-- RECORDS FOR THE EXERCISE start --
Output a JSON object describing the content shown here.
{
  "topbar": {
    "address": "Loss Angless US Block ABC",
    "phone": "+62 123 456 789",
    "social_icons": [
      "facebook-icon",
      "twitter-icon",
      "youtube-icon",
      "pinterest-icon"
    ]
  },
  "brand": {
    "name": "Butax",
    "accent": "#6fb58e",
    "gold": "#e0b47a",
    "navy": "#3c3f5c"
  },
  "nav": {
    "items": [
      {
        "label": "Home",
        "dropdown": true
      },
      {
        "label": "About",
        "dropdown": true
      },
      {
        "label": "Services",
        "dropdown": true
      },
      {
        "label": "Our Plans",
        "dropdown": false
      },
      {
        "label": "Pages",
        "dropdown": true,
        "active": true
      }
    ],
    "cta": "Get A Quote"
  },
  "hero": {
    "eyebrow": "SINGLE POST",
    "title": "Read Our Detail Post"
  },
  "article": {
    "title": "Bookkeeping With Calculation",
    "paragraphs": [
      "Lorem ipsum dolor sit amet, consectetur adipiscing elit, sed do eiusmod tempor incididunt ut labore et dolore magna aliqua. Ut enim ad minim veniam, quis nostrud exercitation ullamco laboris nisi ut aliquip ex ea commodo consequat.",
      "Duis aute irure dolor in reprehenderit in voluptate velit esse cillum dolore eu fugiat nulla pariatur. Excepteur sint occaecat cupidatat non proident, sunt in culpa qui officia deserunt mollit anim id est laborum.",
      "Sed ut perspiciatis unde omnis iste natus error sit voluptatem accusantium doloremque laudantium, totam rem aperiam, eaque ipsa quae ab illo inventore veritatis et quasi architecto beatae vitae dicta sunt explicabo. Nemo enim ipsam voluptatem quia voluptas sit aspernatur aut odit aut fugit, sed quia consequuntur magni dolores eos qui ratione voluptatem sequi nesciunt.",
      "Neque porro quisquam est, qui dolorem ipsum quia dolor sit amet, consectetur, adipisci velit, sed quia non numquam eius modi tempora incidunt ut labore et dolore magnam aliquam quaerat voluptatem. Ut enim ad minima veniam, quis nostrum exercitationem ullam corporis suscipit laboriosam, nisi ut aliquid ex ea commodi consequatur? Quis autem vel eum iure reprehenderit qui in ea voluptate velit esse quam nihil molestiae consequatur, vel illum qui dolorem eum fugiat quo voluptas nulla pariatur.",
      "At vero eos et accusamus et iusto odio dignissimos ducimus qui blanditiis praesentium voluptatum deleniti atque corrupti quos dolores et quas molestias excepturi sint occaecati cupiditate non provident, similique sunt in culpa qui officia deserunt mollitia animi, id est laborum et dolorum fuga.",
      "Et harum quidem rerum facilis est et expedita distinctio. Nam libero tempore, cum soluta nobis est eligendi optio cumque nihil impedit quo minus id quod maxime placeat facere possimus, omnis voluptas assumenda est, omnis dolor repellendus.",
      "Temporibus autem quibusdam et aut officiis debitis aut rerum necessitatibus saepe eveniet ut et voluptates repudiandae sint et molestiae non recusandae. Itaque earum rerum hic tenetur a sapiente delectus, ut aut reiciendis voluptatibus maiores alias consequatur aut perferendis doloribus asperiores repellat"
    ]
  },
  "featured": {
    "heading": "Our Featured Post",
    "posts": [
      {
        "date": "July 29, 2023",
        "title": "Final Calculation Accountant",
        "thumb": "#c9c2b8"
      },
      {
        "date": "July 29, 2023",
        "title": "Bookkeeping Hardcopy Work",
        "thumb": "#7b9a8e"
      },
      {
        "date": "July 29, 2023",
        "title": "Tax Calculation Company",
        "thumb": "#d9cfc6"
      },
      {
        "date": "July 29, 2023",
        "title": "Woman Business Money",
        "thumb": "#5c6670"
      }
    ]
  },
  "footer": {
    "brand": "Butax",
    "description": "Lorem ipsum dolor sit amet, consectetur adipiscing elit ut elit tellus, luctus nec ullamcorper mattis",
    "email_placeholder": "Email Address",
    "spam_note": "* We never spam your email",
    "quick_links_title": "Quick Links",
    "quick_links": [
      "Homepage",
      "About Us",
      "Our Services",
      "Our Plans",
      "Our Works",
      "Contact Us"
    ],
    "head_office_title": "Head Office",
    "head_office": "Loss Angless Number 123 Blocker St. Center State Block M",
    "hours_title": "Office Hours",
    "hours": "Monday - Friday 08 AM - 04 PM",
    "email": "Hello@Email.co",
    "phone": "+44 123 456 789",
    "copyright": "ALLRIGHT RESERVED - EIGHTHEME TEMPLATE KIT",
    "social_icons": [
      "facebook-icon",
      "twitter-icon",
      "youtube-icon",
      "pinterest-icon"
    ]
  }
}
-- RECORDS FOR THE EXERCISE end --
• [TASK TO CARRY OUT]
Return all of the entries exactly as they were supplied.

• [WRITTEN ANSWER]
Output a JSON object describing the content shown here.
{
  "topbar": {
    "address": "Loss Angless US Block ABC",
    "phone": "+62 123 456 789",
    "social_icons": [
      "facebook-icon",
      "twitter-icon",
      "youtube-icon",
      "pinterest-icon"
    ]
  },
  "brand": {
    "name": "Butax",
    "accent": "#6fb58e",
    "gold": "#e0b47a",
    "navy": "#3c3f5c"
  },
  "nav": {
    "items": [
      {
        "label": "Home",
        "dropdown": true
      },
      {
        "label": "About",
        "dropdown": true
      },
      {
        "label": "Services",
        "dropdown": true
      },
      {
        "label": "Our Plans",
        "dropdown": false
      },
      {
        "label": "Pages",
        "dropdown": true,
        "active": true
      }
    ],
    "cta": "Get A Quote"
  },
  "hero": {
    "eyebrow": "SINGLE POST",
    "title": "Read Our Detail Post"
  },
  "article": {
    "title": "Bookkeeping With Calculation",
    "paragraphs": [
      "Lorem ipsum dolor sit amet, consectetur adipiscing elit, sed do eiusmod tempor incididunt ut labore et dolore magna aliqua. Ut enim ad minim veniam, quis nostrud exercitation ullamco laboris nisi ut aliquip ex ea commodo consequat.",
      "Duis aute irure dolor in reprehenderit in voluptate velit esse cillum dolore eu fugiat nulla pariatur. Excepteur sint occaecat cupidatat non proident, sunt in culpa qui officia deserunt mollit anim id est laborum.",
      "Sed ut perspiciatis unde omnis iste natus error sit voluptatem accusantium doloremque laudantium, totam rem aperiam, eaque ipsa quae ab illo inventore veritatis et quasi architecto beatae vitae dicta sunt explicabo. Nemo enim ipsam voluptatem quia voluptas sit aspernatur aut odit aut fugit, sed quia consequuntur magni dolores eos qui ratione voluptatem sequi nesciunt.",
      "Neque porro quisquam est, qui dolorem ipsum quia dolor sit amet, consectetur, adipisci velit, sed quia non numquam eius modi tempora incidunt ut labore et dolore magnam aliquam quaerat voluptatem. Ut enim ad minima veniam, quis nostrum exercitationem ullam corporis suscipit laboriosam, nisi ut aliquid ex ea commodi consequatur? Quis autem vel eum iure reprehenderit qui in ea voluptate velit esse quam nihil molestiae consequatur, vel illum qui dolorem eum fugiat quo voluptas nulla pariatur.",
      "At vero eos et accusamus et iusto odio dignissimos ducimus qui blanditiis praesentium voluptatum deleniti atque corrupti quos dolores et quas molestias excepturi sint occaecati cupiditate non provident, similique sunt in culpa qui officia deserunt mollitia animi, id est laborum et dolorum fuga.",
      "Et harum quidem rerum facilis est et expedita distinctio. Nam libero tempore, cum soluta nobis est eligendi optio cumque nihil impedit quo minus id quod maxime placeat facere possimus, omnis voluptas assumenda est, omnis dolor repellendus.",
      "Temporibus autem quibusdam et aut officiis debitis aut rerum necessitatibus saepe eveniet ut et voluptates repudiandae sint et molestiae non recusandae. Itaque earum rerum hic tenetur a sapiente delectus, ut aut reiciendis voluptatibus maiores alias consequatur aut perferendis doloribus asperiores repellat"
    ]
  },
  "featured": {
    "heading": "Our Featured Post",
    "posts": [
      {
        "date": "July 29, 2023",
        "title": "Final Calculation Accountant",
        "thumb": "#c9c2b8"
      },
      {
        "date": "July 29, 2023",
        "title": "Bookkeeping Hardcopy Work",
        "thumb": "#7b9a8e"
      },
      {
        "date": "July 29, 2023",
        "title": "Tax Calculation Company",
        "thumb": "#d9cfc6"
      },
      {
        "date": "July 29, 2023",
        "title": "Woman Business Money",
        "thumb": "#5c6670"
      }
    ]
  },
  "footer": {
    "brand": "Butax",
    "description": "Lorem ipsum dolor sit amet, consectetur adipiscing elit ut elit tellus, luctus nec ullamcorper mattis",
    "email_placeholder": "Email Address",
    "spam_note": "* We never spam your email",
    "quick_links_title": "Quick Links",
    "quick_links": [
      "Homepage",
      "About Us",
      "Our Services",
      "Our Plans",
      "Our Works",
      "Contact Us"
    ],
    "head_office_title": "Head Office",
    "head_office": "Loss Angless Number 123 Blocker St. Center State Block M",
    "hours_title": "Office Hours",
    "hours": "Monday - Friday 08 AM - 04 PM",
    "email": "Hello@Email.co",
    "phone": "+44 123 456 789",
    "copyright": "ALLRIGHT RESERVED - EIGHTHEME TEMPLATE KIT",
    "social_icons": [
      "facebook-icon",
      "twitter-icon",
      "youtube-icon",
      "pinterest-icon"
    ]
  }
}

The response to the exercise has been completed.